**PROBLEM TO WORK ON:**
Please output the lines shown below exactly as they appear.

**Stored data entries:**
+ + + +

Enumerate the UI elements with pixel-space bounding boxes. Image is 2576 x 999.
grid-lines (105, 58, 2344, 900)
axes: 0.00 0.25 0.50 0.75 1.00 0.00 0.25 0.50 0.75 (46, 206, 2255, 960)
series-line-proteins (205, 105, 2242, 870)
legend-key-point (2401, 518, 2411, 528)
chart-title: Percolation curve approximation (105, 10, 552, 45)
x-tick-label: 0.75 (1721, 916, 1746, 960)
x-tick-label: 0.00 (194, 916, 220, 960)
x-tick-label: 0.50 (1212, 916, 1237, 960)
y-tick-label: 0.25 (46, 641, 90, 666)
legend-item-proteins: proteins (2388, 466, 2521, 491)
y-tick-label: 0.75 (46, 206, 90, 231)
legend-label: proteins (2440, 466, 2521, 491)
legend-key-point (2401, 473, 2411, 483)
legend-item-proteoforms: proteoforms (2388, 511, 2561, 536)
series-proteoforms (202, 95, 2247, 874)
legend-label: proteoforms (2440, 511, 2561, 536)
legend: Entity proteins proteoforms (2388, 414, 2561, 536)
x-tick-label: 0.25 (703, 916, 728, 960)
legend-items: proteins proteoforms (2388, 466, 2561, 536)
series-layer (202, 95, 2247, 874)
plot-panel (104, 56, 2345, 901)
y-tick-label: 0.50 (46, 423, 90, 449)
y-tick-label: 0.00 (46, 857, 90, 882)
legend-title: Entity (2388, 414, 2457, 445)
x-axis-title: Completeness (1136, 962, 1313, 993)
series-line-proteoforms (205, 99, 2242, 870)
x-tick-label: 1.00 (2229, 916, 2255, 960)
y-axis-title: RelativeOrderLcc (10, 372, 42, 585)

+ + + +

**YOUR RESPONSE:**
Enumerate the UI elements with pixel-space bounding boxes. Image is 2576 x 999.
grid-lines (105, 58, 2344, 900)
axes: 0.00 0.25 0.50 0.75 1.00 0.00 0.25 0.50 0.75 (46, 206, 2255, 960)
series-line-proteins (205, 105, 2242, 870)
legend-key-point (2401, 518, 2411, 528)
chart-title: Percolation curve approximation (105, 10, 552, 45)
x-tick-label: 0.75 (1721, 916, 1746, 960)
x-tick-label: 0.00 (194, 916, 220, 960)
x-tick-label: 0.50 (1212, 916, 1237, 960)
y-tick-label: 0.25 (46, 641, 90, 666)
legend-item-proteins: proteins (2388, 466, 2521, 491)
y-tick-label: 0.75 (46, 206, 90, 231)
legend-label: proteins (2440, 466, 2521, 491)
legend-key-point (2401, 473, 2411, 483)
legend-item-proteoforms: proteoforms (2388, 511, 2561, 536)
series-proteoforms (202, 95, 2247, 874)
legend-label: proteoforms (2440, 511, 2561, 536)
legend: Entity proteins proteoforms (2388, 414, 2561, 536)
x-tick-label: 0.25 (703, 916, 728, 960)
legend-items: proteins proteoforms (2388, 466, 2561, 536)
series-layer (202, 95, 2247, 874)
plot-panel (104, 56, 2345, 901)
y-tick-label: 0.50 (46, 423, 90, 449)
y-tick-label: 0.00 (46, 857, 90, 882)
legend-title: Entity (2388, 414, 2457, 445)
x-axis-title: Completeness (1136, 962, 1313, 993)
series-line-proteoforms (205, 99, 2242, 870)
x-tick-label: 1.00 (2229, 916, 2255, 960)
y-axis-title: RelativeOrderLcc (10, 372, 42, 585)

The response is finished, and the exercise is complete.